Prompt: Copy each line where the word "screenshot" occurs.

>> begin Data in this exercise

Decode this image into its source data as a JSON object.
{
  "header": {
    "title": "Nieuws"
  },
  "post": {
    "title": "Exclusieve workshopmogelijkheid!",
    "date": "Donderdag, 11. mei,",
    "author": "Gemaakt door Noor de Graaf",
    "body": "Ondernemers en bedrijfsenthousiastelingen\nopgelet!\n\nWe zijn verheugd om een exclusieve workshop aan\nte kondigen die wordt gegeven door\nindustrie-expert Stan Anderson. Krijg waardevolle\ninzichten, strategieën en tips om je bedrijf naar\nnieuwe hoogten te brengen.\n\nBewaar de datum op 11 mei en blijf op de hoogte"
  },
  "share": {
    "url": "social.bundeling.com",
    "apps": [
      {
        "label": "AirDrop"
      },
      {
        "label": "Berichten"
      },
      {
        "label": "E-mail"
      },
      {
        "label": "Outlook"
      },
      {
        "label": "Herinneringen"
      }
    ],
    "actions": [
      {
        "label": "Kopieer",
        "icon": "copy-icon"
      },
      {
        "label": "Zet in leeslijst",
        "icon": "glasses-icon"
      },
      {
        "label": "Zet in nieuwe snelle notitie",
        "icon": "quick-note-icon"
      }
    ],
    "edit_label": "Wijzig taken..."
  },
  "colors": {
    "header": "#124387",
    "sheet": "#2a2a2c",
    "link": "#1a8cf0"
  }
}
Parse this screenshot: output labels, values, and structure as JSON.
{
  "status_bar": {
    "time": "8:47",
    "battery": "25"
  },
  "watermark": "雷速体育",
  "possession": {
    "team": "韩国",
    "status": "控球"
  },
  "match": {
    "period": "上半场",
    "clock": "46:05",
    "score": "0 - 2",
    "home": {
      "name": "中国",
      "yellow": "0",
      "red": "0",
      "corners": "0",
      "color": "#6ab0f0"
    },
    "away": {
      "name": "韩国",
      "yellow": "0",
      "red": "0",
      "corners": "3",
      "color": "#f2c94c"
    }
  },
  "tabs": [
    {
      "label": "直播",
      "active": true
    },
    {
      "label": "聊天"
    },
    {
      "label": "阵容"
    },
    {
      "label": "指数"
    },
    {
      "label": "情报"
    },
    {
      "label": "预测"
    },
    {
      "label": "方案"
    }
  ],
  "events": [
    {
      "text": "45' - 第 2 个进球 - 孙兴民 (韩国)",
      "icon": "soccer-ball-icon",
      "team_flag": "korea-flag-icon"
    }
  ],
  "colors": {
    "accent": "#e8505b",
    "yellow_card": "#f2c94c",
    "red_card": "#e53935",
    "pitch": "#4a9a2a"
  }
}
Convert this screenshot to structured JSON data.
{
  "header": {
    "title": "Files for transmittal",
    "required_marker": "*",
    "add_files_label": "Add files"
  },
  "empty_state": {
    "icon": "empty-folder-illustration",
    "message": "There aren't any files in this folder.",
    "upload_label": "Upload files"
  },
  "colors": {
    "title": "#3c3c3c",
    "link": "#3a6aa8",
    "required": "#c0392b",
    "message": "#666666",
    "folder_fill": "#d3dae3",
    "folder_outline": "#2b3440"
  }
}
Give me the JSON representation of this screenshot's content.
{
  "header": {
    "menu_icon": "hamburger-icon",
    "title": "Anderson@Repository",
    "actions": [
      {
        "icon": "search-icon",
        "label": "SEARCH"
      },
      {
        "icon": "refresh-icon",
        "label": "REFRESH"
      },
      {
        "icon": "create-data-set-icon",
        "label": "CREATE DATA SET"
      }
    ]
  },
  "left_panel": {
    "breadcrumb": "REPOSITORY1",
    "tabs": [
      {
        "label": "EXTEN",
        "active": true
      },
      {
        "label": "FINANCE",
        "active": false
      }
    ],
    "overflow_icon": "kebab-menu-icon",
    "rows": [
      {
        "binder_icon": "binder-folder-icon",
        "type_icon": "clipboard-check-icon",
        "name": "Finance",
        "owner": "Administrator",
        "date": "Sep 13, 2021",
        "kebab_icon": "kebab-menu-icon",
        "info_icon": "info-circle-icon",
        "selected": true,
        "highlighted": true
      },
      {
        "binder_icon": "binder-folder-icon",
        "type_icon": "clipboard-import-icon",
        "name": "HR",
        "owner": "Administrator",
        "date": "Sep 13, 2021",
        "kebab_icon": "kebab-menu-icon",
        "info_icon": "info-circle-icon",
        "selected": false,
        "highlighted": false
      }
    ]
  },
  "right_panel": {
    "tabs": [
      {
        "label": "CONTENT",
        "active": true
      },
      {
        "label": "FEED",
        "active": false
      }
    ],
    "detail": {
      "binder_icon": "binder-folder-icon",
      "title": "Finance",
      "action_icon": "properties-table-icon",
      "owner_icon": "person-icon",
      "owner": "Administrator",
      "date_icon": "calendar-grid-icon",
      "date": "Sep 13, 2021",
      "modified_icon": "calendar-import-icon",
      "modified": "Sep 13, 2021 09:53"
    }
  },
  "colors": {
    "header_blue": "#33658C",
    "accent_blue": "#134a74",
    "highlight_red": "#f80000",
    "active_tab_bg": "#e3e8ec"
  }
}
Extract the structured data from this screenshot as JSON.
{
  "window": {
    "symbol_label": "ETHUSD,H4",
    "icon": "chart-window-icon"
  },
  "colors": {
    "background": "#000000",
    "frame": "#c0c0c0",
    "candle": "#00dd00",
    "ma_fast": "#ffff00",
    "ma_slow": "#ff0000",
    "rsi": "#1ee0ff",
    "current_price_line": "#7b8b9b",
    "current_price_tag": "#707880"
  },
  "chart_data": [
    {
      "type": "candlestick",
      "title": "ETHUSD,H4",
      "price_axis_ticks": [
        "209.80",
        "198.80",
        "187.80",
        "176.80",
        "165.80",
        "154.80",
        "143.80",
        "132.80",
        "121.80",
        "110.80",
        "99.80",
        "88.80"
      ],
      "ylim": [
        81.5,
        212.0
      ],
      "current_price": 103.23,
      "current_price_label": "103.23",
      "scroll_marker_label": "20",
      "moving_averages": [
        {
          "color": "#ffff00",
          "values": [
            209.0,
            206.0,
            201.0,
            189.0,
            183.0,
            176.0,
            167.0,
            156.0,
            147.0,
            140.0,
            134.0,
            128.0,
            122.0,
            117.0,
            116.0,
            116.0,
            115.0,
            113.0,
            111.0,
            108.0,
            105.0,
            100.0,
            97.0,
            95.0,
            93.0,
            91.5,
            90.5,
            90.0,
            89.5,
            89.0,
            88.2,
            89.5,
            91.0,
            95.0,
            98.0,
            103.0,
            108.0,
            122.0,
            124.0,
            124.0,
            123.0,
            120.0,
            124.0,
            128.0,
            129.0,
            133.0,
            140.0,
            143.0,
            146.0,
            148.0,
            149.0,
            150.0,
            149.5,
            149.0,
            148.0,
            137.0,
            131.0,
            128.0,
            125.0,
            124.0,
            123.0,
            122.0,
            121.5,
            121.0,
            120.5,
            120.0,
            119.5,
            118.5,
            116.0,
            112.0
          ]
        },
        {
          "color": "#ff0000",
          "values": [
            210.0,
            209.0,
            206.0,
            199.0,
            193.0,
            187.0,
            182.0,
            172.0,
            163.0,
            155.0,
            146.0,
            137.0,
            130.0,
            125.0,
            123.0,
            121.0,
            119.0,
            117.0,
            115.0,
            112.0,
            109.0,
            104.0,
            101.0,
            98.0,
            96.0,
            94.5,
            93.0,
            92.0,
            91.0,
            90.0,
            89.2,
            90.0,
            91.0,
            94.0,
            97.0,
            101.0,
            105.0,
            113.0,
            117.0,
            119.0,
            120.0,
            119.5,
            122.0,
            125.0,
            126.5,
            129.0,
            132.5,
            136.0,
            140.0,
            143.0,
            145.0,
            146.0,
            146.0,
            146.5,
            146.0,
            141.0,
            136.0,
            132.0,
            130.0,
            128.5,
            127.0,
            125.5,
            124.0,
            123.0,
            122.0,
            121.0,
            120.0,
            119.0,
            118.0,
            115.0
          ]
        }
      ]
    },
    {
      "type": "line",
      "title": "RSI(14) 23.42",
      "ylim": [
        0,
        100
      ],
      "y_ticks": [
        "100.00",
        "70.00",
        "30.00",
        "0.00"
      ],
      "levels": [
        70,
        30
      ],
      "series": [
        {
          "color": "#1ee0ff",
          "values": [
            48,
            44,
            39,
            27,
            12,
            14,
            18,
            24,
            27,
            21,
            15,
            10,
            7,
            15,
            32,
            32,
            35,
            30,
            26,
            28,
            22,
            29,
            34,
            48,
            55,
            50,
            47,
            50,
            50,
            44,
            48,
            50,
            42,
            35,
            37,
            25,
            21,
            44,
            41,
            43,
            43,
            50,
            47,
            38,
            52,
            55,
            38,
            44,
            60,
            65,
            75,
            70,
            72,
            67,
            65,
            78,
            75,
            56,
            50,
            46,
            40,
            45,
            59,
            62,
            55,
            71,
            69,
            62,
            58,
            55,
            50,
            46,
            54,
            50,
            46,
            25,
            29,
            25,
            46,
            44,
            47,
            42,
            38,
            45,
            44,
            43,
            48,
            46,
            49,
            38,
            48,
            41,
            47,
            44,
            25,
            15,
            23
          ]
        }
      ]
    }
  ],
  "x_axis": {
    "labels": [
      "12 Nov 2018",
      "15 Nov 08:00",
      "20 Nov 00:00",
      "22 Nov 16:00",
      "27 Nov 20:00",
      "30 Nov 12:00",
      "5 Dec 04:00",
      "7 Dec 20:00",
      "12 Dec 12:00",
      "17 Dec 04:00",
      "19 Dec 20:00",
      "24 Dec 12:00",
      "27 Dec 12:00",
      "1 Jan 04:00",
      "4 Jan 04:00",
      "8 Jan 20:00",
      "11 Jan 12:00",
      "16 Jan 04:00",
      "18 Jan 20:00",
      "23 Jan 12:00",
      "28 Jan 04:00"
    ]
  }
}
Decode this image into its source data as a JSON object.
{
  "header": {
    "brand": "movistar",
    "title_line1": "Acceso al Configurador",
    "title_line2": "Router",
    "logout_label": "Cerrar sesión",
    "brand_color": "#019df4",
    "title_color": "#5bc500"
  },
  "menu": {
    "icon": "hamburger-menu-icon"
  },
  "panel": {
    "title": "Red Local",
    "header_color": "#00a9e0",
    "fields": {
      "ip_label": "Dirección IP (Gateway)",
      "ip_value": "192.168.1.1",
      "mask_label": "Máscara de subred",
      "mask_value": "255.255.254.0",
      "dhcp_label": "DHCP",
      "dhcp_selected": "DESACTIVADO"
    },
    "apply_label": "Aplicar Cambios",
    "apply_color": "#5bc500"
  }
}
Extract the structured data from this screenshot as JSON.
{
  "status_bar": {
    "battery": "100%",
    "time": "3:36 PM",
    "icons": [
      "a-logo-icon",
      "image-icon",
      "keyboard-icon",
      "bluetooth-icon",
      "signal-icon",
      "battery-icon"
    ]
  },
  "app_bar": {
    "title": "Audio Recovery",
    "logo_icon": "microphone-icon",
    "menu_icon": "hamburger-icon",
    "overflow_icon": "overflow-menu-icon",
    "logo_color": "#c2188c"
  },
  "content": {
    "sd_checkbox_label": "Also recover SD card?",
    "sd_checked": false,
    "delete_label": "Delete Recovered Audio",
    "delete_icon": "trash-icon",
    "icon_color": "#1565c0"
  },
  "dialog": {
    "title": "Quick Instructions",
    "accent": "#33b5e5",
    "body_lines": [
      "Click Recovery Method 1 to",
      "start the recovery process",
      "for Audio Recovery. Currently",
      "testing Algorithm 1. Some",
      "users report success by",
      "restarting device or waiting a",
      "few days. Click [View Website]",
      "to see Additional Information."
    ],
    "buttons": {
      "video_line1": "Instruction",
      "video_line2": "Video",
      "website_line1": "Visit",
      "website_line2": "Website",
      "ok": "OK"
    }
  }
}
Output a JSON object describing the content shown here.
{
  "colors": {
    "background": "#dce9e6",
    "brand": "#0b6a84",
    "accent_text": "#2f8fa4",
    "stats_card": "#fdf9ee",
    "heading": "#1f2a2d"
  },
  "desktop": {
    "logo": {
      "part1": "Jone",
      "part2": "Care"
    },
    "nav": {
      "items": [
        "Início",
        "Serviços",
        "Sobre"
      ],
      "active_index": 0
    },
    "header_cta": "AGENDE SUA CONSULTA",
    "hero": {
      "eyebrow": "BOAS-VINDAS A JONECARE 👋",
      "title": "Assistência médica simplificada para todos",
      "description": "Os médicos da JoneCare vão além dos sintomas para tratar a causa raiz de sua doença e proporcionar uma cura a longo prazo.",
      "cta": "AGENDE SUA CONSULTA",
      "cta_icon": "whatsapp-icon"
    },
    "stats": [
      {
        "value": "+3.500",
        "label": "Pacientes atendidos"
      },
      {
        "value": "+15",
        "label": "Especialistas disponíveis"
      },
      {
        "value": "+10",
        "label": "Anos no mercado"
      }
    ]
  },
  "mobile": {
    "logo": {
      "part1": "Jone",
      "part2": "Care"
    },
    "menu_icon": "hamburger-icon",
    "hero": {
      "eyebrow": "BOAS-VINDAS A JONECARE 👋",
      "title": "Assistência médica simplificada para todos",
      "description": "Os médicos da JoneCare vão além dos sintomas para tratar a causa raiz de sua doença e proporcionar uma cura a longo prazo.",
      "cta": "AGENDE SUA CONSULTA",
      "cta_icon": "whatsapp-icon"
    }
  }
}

>> end Data in this exercise

Answer in full:
Parse this screenshot: output labels, values, and structure as JSON.
Convert this screenshot to structured JSON data.
Give me the JSON representation of this screenshot's content.
Extract the structured data from this screenshot as JSON.
Extract the structured data from this screenshot as JSON.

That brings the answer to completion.